» EXERCISE PROMPT
Reproduce all of the lines below with no changes, leaving out the picture.

» INPUT DATA
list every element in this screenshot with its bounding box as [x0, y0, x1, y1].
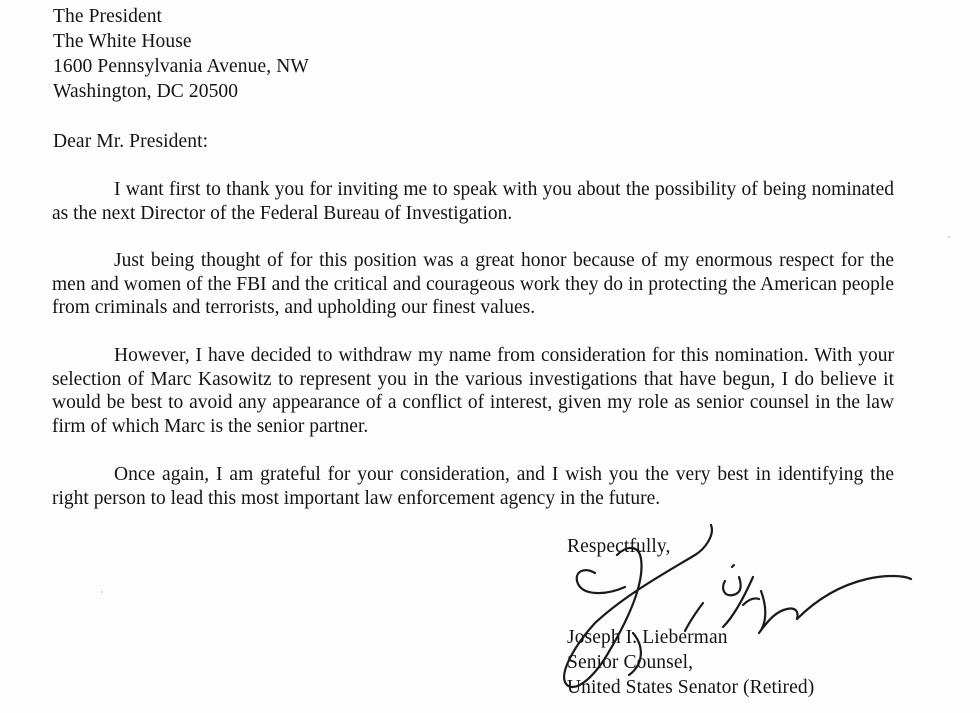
- scan-speck: [101, 591, 103, 593]
- address-line-city: Washington, DC 20500: [53, 81, 239, 102]
- paragraph-4: Once again, I am grateful for your consideration, and I wish you the very best in identifying the right person to lead this most important law enforcement agency in the future.: [52, 464, 894, 509]
- address-line-recipient: The President: [53, 6, 163, 27]
- signer-title: Senior Counsel,: [567, 652, 694, 673]
- paragraph-3: However, I have decided to withdraw my name from consideration for this nomination. With your selection of Marc Kasowitz to represent you in the various investigations that have begun, I do believe it would be best to avoid any appearance of a conflict of interest, given my role as senior counsel in the law firm of which Marc is the senior partner.: [52, 345, 894, 437]
- salutation: Dear Mr. President:: [53, 131, 209, 152]
- address-line-street: 1600 Pennsylvania Avenue, NW: [53, 56, 309, 77]
- address-line-building: The White House: [53, 31, 192, 52]
- signer-name: Joseph I. Lieberman: [567, 627, 728, 648]
- paragraph-2: Just being thought of for this position was a great honor because of my enormous respect for the men and women of the FBI and the critical and courageous work they do in protecting the American people from criminals and terrorists, and upholding our finest values.: [52, 250, 894, 318]
- closing: Respectfully,: [567, 536, 671, 557]
- scan-speck: [948, 236, 950, 238]
- paragraph-1: I want first to thank you for inviting me to speak with you about the possibility of being nominated as the next Director of the Federal Bureau of Investigation.: [52, 179, 894, 224]
- signer-position: United States Senator (Retired): [567, 677, 815, 698]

» THE COMPLETED TASK
list every element in this screenshot with its bounding box as [x0, y0, x1, y1].
- scan-speck: [101, 591, 103, 593]
- address-line-city: Washington, DC 20500: [53, 81, 239, 102]
- paragraph-4: Once again, I am grateful for your consideration, and I wish you the very best in identifying the right person to lead this most important law enforcement agency in the future.: [52, 464, 894, 509]
- address-line-recipient: The President: [53, 6, 163, 27]
- signer-title: Senior Counsel,: [567, 652, 694, 673]
- paragraph-3: However, I have decided to withdraw my name from consideration for this nomination. With your selection of Marc Kasowitz to represent you in the various investigations that have begun, I do believe it would be best to avoid any appearance of a conflict of interest, given my role as senior counsel in the law firm of which Marc is the senior partner.: [52, 345, 894, 437]
- salutation: Dear Mr. President:: [53, 131, 209, 152]
- address-line-street: 1600 Pennsylvania Avenue, NW: [53, 56, 309, 77]
- address-line-building: The White House: [53, 31, 192, 52]
- signer-name: Joseph I. Lieberman: [567, 627, 728, 648]
- paragraph-2: Just being thought of for this position was a great honor because of my enormous respect for the men and women of the FBI and the critical and courageous work they do in protecting the American people from criminals and terrorists, and upholding our finest values.: [52, 250, 894, 318]
- closing: Respectfully,: [567, 536, 671, 557]
- scan-speck: [948, 236, 950, 238]
- paragraph-1: I want first to thank you for inviting me to speak with you about the possibility of being nominated as the next Director of the Federal Bureau of Investigation.: [52, 179, 894, 224]
- signer-position: United States Senator (Retired): [567, 677, 815, 698]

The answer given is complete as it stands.